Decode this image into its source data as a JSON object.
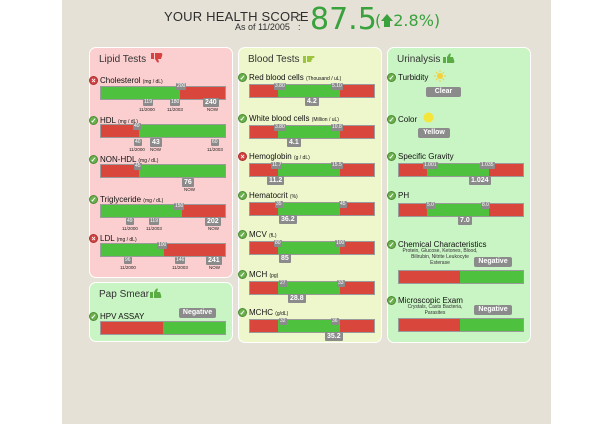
{
  "header": {
    "title": "YOUR HEALTH SCORE",
    "as_of": "As of 11/2005",
    "score": "87.5",
    "change": "2.8%"
  },
  "colors": {
    "good": "#4ec23f",
    "bad": "#d9463b",
    "accent": "#39a23d"
  },
  "lipid": {
    "title": "Lipid Tests",
    "rows": [
      {
        "label": "Cholesterol",
        "unit": "(mg / dL)",
        "limit": "200",
        "hist": [
          "119",
          "180"
        ],
        "hist_dates": [
          "11/2000",
          "11/2003"
        ],
        "now": "240",
        "now_label": "NOW"
      },
      {
        "label": "HDL",
        "unit": "(mg / dL)",
        "limit": "40",
        "hist": [
          "40",
          "43"
        ],
        "hist_dates": [
          "11/2000",
          "NOW"
        ],
        "prev": "60",
        "prev_date": "11/2003",
        "now": "43"
      },
      {
        "label": "NON-HDL",
        "unit": "(mg / dL)",
        "limit": "45",
        "now": "76",
        "now_label": "NOW"
      },
      {
        "label": "Triglyceride",
        "unit": "(mg / dL)",
        "limit": "150",
        "hist": [
          "49",
          "119"
        ],
        "hist_dates": [
          "11/2000",
          "11/2003"
        ],
        "now": "202",
        "now_label": "NOW"
      },
      {
        "label": "LDL",
        "unit": "(mg / dL)",
        "limit": "100",
        "hist": [
          "96",
          "146"
        ],
        "hist_dates": [
          "11/2000",
          "11/2003"
        ],
        "now": "241",
        "now_label": "NOW"
      }
    ]
  },
  "pap": {
    "title": "Pap Smear",
    "row": "HPV ASSAY",
    "result": "Negative"
  },
  "blood": {
    "title": "Blood Tests",
    "rows": [
      {
        "label": "Red blood cells",
        "unit": "(Thousand / uL)",
        "lo": "3.80",
        "hi": "5.10",
        "now": "4.2"
      },
      {
        "label": "White blood cells",
        "unit": "(Million / uL)",
        "lo": "3.80",
        "hi": "10.8",
        "now": "4.1"
      },
      {
        "label": "Hemoglobin",
        "unit": "(g / dL)",
        "lo": "11.7",
        "hi": "15.5",
        "now": "11.2"
      },
      {
        "label": "Hematocrit",
        "unit": "(%)",
        "lo": "35",
        "hi": "45",
        "now": "36.2"
      },
      {
        "label": "MCV",
        "unit": "(fL)",
        "lo": "80",
        "hi": "100",
        "now": "85"
      },
      {
        "label": "MCH",
        "unit": "(pg)",
        "lo": "27",
        "hi": "33",
        "now": "28.8"
      },
      {
        "label": "MCHC",
        "unit": "(g/dL)",
        "lo": "32",
        "hi": "36",
        "now": "35.2"
      }
    ]
  },
  "urine": {
    "title": "Urinalysis",
    "turbidity": {
      "label": "Turbidity",
      "value": "Clear"
    },
    "color": {
      "label": "Color",
      "value": "Yellow"
    },
    "sg": {
      "label": "Specific Gravity",
      "lo": "1.001",
      "hi": "1.035",
      "now": "1.024"
    },
    "ph": {
      "label": "PH",
      "lo": "5.0",
      "hi": "8.0",
      "now": "7.0"
    },
    "chem": {
      "label": "Chemical Characteristics",
      "sub": "Protein, Glucose, Ketones, Blood, Bilirubin, Nitrite Leukocyte Esterase",
      "value": "Negative"
    },
    "micro": {
      "label": "Microscopic Exam",
      "sub": "Crystals, Casts Bacteria, Parasites",
      "value": "Negative"
    }
  }
}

▬▬▬

What is being asked:
Pictures in the records should not appear in your copy, but everything else must be transcribed exactly.

Answer to this exercise:
Decode this image into its source data as a JSON object.
{
  "header": {
    "title": "YOUR HEALTH SCORE",
    "as_of": "As of 11/2005",
    "score": "87.5",
    "change": "2.8%"
  },
  "colors": {
    "good": "#4ec23f",
    "bad": "#d9463b",
    "accent": "#39a23d"
  },
  "lipid": {
    "title": "Lipid Tests",
    "rows": [
      {
        "label": "Cholesterol",
        "unit": "(mg / dL)",
        "limit": "200",
        "hist": [
          "119",
          "180"
        ],
        "hist_dates": [
          "11/2000",
          "11/2003"
        ],
        "now": "240",
        "now_label": "NOW"
      },
      {
        "label": "HDL",
        "unit": "(mg / dL)",
        "limit": "40",
        "hist": [
          "40",
          "43"
        ],
        "hist_dates": [
          "11/2000",
          "NOW"
        ],
        "prev": "60",
        "prev_date": "11/2003",
        "now": "43"
      },
      {
        "label": "NON-HDL",
        "unit": "(mg / dL)",
        "limit": "45",
        "now": "76",
        "now_label": "NOW"
      },
      {
        "label": "Triglyceride",
        "unit": "(mg / dL)",
        "limit": "150",
        "hist": [
          "49",
          "119"
        ],
        "hist_dates": [
          "11/2000",
          "11/2003"
        ],
        "now": "202",
        "now_label": "NOW"
      },
      {
        "label": "LDL",
        "unit": "(mg / dL)",
        "limit": "100",
        "hist": [
          "96",
          "146"
        ],
        "hist_dates": [
          "11/2000",
          "11/2003"
        ],
        "now": "241",
        "now_label": "NOW"
      }
    ]
  },
  "pap": {
    "title": "Pap Smear",
    "row": "HPV ASSAY",
    "result": "Negative"
  },
  "blood": {
    "title": "Blood Tests",
    "rows": [
      {
        "label": "Red blood cells",
        "unit": "(Thousand / uL)",
        "lo": "3.80",
        "hi": "5.10",
        "now": "4.2"
      },
      {
        "label": "White blood cells",
        "unit": "(Million / uL)",
        "lo": "3.80",
        "hi": "10.8",
        "now": "4.1"
      },
      {
        "label": "Hemoglobin",
        "unit": "(g / dL)",
        "lo": "11.7",
        "hi": "15.5",
        "now": "11.2"
      },
      {
        "label": "Hematocrit",
        "unit": "(%)",
        "lo": "35",
        "hi": "45",
        "now": "36.2"
      },
      {
        "label": "MCV",
        "unit": "(fL)",
        "lo": "80",
        "hi": "100",
        "now": "85"
      },
      {
        "label": "MCH",
        "unit": "(pg)",
        "lo": "27",
        "hi": "33",
        "now": "28.8"
      },
      {
        "label": "MCHC",
        "unit": "(g/dL)",
        "lo": "32",
        "hi": "36",
        "now": "35.2"
      }
    ]
  },
  "urine": {
    "title": "Urinalysis",
    "turbidity": {
      "label": "Turbidity",
      "value": "Clear"
    },
    "color": {
      "label": "Color",
      "value": "Yellow"
    },
    "sg": {
      "label": "Specific Gravity",
      "lo": "1.001",
      "hi": "1.035",
      "now": "1.024"
    },
    "ph": {
      "label": "PH",
      "lo": "5.0",
      "hi": "8.0",
      "now": "7.0"
    },
    "chem": {
      "label": "Chemical Characteristics",
      "sub": "Protein, Glucose, Ketones, Blood, Bilirubin, Nitrite Leukocyte Esterase",
      "value": "Negative"
    },
    "micro": {
      "label": "Microscopic Exam",
      "sub": "Crystals, Casts Bacteria, Parasites",
      "value": "Negative"
    }
  }
}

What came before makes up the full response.